** WORK TO BE COMPLETED **
In this exercise, return only the lines that run from the line with "Type out the text in this image." to the end of the entries below, both included. Pictures are not copied.

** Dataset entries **

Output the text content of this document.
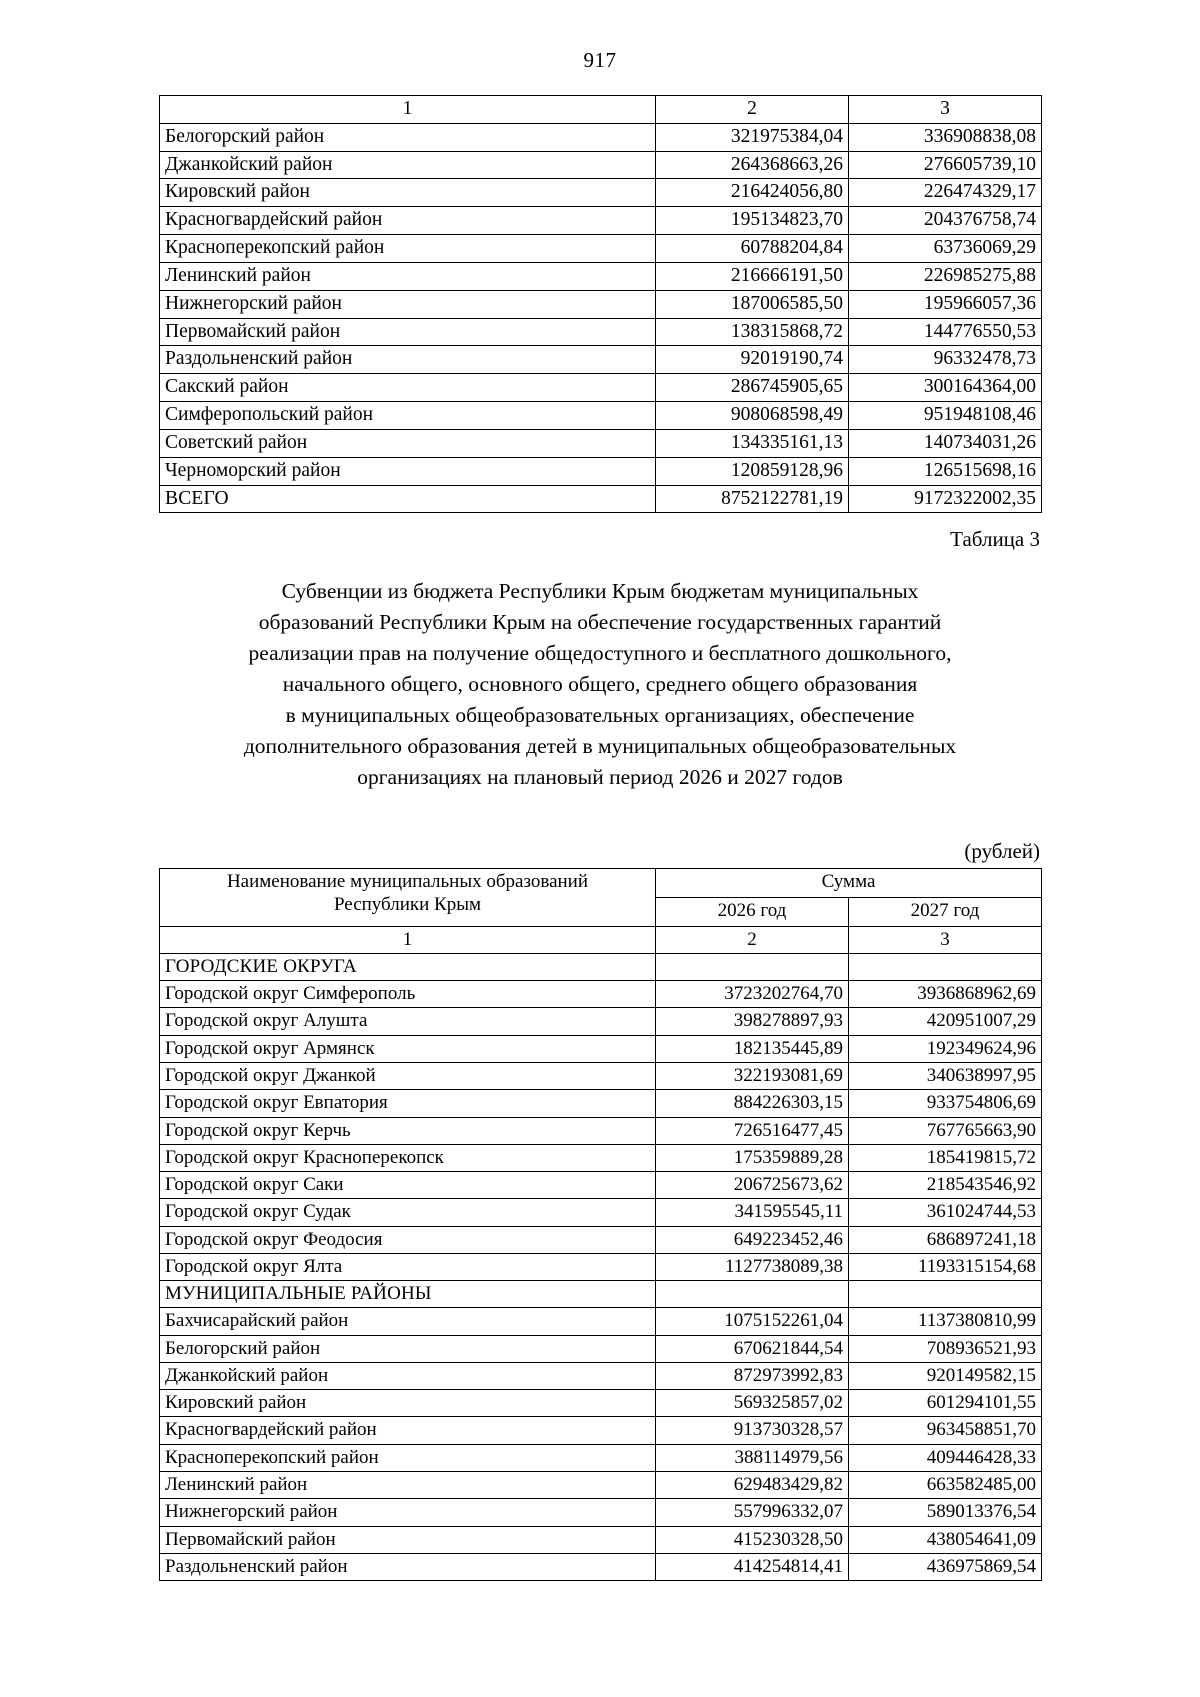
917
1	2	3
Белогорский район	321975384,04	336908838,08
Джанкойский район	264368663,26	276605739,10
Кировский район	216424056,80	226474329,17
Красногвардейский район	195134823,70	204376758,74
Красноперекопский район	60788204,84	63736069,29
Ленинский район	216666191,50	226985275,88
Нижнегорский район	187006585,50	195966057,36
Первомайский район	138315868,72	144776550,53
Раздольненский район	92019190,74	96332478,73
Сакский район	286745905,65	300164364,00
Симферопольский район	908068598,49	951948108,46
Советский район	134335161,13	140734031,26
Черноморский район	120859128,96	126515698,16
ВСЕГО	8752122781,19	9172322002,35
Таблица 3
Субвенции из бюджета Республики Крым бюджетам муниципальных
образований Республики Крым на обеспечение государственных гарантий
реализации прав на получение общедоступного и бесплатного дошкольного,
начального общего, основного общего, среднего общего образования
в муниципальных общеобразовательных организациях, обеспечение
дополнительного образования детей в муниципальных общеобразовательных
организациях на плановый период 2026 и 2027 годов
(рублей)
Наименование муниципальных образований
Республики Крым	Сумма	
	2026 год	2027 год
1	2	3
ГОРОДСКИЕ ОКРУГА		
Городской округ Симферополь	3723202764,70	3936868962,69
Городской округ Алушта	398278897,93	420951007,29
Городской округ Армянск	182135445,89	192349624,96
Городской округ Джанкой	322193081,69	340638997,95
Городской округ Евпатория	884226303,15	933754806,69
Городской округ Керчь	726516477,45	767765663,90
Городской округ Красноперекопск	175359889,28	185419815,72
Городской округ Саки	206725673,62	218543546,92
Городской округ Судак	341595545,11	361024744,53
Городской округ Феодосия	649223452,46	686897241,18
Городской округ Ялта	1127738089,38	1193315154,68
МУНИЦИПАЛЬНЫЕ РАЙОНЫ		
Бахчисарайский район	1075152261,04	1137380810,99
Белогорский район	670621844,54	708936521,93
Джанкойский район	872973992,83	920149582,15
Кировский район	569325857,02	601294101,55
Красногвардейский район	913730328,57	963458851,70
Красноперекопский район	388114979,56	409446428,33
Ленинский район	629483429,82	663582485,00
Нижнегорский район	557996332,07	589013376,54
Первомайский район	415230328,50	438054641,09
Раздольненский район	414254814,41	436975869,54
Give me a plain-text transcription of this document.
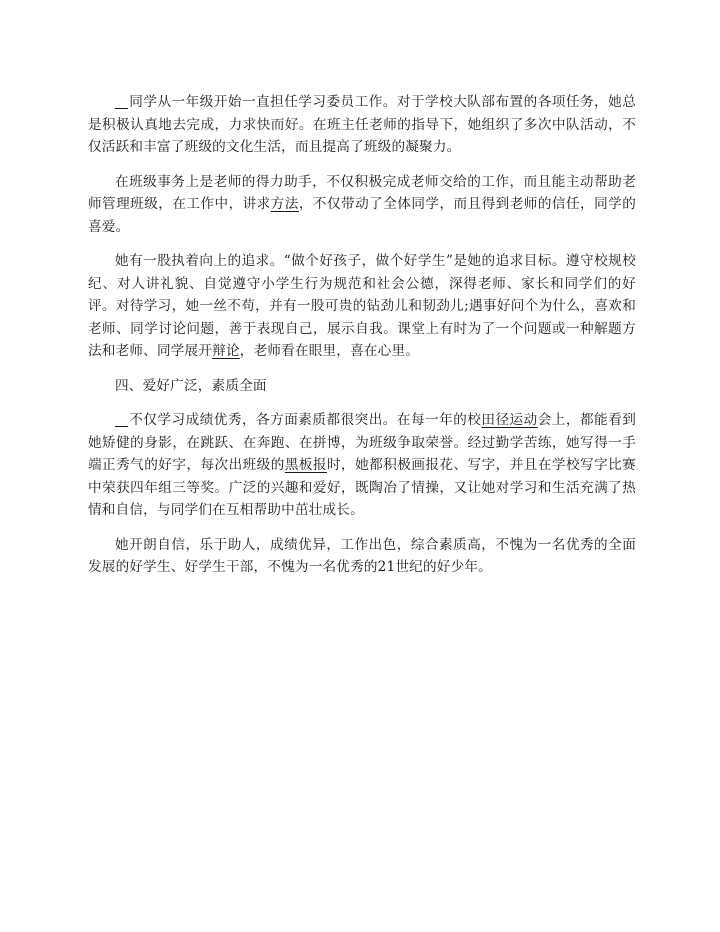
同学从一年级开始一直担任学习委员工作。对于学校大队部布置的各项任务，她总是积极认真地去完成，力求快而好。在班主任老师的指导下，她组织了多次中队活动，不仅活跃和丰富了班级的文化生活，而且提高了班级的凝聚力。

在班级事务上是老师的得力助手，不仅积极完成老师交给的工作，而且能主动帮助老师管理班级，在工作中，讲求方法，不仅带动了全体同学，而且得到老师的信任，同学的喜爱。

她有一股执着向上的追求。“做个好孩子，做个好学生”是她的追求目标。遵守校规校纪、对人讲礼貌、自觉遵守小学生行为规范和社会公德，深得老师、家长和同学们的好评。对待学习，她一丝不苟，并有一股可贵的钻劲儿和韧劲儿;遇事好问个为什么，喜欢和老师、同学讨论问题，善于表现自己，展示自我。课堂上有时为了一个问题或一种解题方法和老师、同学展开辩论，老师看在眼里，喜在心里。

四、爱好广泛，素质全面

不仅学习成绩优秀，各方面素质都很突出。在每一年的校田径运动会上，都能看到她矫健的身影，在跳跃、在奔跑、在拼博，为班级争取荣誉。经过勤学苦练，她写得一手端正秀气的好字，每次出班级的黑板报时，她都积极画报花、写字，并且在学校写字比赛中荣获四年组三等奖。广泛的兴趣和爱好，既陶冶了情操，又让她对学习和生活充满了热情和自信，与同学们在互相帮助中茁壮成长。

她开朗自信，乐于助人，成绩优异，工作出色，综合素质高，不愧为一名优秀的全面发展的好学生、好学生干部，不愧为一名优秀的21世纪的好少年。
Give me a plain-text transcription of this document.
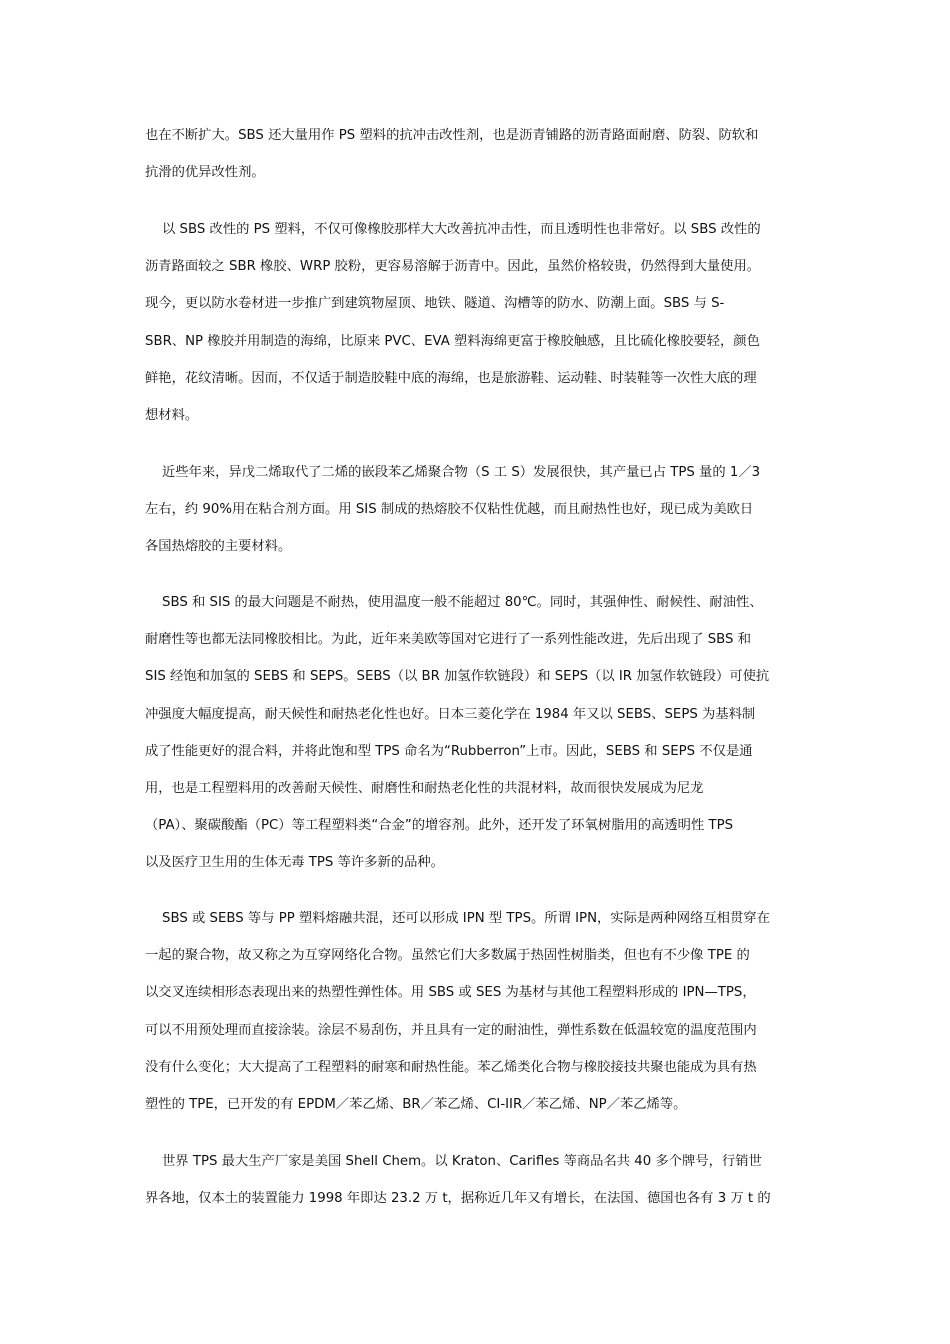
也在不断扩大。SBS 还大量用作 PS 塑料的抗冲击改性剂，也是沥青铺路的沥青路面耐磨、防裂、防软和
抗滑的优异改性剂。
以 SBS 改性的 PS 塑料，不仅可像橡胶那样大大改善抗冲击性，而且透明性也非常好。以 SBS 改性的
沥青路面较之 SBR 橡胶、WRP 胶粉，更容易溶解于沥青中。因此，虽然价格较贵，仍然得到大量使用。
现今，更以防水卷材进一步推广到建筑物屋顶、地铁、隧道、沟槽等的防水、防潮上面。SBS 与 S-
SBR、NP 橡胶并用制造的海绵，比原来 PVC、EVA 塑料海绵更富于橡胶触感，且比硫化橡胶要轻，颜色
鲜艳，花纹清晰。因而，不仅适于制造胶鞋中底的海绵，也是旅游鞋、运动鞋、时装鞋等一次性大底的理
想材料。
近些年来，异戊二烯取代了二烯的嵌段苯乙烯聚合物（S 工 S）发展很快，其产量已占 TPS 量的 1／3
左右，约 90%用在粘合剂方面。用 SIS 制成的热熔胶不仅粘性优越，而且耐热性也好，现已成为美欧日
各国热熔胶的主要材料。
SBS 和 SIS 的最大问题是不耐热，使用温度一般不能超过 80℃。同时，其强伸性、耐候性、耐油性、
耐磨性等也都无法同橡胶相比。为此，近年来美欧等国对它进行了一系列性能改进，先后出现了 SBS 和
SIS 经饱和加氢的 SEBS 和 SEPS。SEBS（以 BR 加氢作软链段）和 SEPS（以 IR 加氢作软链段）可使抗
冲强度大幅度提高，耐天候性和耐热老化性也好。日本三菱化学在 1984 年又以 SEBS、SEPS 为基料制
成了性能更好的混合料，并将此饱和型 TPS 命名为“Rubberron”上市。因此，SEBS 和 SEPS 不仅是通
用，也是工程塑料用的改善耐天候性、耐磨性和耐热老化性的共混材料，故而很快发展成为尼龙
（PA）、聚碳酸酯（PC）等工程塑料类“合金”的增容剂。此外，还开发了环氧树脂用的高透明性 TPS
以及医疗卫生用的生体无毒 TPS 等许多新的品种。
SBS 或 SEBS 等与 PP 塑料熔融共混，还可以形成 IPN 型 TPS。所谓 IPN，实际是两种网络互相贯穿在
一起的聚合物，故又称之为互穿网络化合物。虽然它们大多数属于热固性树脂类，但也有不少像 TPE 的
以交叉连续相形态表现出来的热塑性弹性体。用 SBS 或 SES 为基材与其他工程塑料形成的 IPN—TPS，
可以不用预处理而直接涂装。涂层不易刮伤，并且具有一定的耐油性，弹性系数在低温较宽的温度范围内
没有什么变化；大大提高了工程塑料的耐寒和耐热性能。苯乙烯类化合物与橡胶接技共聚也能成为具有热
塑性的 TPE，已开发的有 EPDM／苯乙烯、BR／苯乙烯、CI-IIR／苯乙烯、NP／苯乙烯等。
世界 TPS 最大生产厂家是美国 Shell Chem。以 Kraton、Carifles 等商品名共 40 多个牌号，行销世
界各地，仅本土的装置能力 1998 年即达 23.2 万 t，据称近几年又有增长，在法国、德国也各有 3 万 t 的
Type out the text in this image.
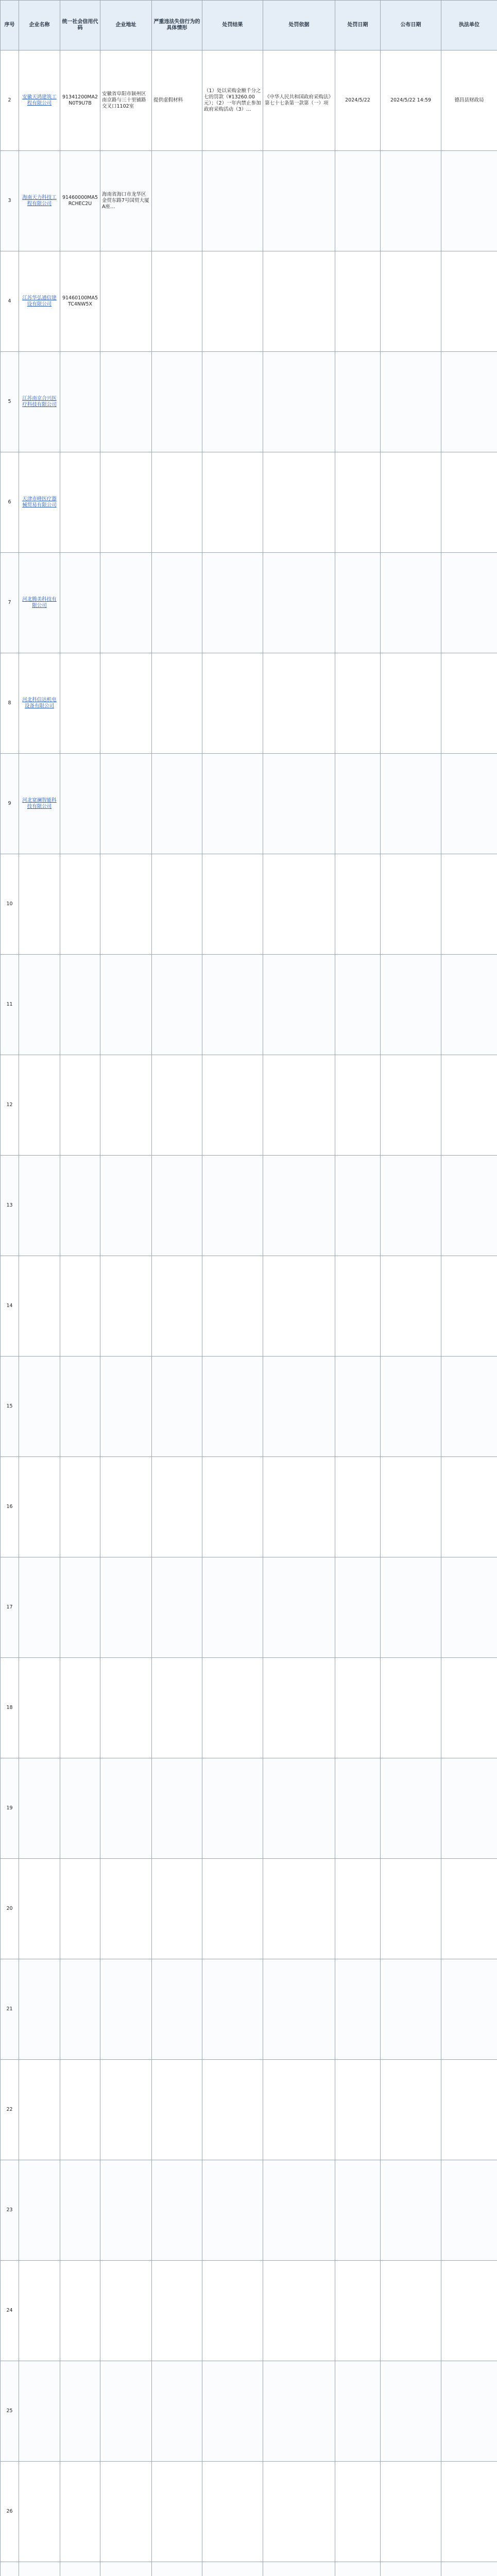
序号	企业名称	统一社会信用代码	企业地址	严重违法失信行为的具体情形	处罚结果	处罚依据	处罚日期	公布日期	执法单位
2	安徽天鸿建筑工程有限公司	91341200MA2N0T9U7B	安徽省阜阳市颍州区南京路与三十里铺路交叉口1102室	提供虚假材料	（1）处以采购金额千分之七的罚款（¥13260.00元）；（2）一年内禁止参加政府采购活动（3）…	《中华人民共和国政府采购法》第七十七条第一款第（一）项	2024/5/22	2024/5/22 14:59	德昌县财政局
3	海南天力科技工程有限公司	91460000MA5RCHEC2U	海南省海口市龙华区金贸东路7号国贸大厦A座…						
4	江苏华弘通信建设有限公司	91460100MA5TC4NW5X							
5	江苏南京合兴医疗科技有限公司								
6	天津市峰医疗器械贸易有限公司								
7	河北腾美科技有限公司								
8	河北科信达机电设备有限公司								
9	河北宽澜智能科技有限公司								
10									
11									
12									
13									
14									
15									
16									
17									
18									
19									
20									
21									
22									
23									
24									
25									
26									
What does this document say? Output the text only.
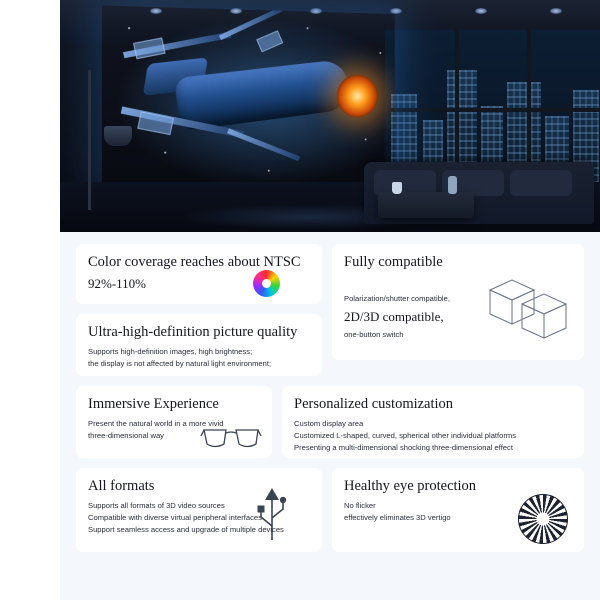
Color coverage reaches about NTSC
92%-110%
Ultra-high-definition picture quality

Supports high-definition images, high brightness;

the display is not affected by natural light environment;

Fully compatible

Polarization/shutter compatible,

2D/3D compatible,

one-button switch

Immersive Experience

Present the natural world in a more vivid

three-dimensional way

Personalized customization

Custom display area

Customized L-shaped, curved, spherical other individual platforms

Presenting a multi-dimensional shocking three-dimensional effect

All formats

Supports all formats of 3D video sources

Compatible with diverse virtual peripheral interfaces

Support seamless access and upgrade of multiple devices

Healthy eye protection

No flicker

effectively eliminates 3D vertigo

** ANSWER TO THIS PROBLEM **
Type out the text in this image.
序号	企业名称	统一社会信用代码	企业地址	严重违法失信行为的具体情形	处罚结果	处罚依据	处罚日期	公布日期	执法单位
2	安徽天鸿建筑工程有限公司	91341200MA2N0T9U7B	安徽省阜阳市颍州区南京路与三十里铺路交叉口1102室	提供虚假材料	（1）处以采购金额千分之七的罚款（¥13260.00元）；（2）一年内禁止参加政府采购活动（3）…	《中华人民共和国政府采购法》第七十七条第一款第（一）项	2024/5/22	2024/5/22 14:59	德昌县财政局
3	海南天力科技工程有限公司	91460000MA5RCHEC2U	海南省海口市龙华区金贸东路7号国贸大厦A座…						
4	江苏华弘通信建设有限公司	91460100MA5TC4NW5X							
5	江苏南京合兴医疗科技有限公司								
6	天津市峰医疗器械贸易有限公司								
7	河北腾美科技有限公司								
8	河北科信达机电设备有限公司								
9	河北宽澜智能科技有限公司								
10									
11									
12									
13									
14									
15									
16									
17									
18									
19									
20									
21									
22									
23									
24									
25									
26									
What does this document say? Output the text only.
Color coverage reaches about NTSC
92%-110%
Ultra-high-definition picture quality

Supports high-definition images, high brightness;

the display is not affected by natural light environment;

Fully compatible

Polarization/shutter compatible,

2D/3D compatible,

one-button switch

Immersive Experience

Present the natural world in a more vivid

three-dimensional way

Personalized customization

Custom display area

Customized L-shaped, curved, spherical other individual platforms

Presenting a multi-dimensional shocking three-dimensional effect

All formats

Supports all formats of 3D video sources

Compatible with diverse virtual peripheral interfaces

Support seamless access and upgrade of multiple devices

Healthy eye protection

No flicker

effectively eliminates 3D vertigo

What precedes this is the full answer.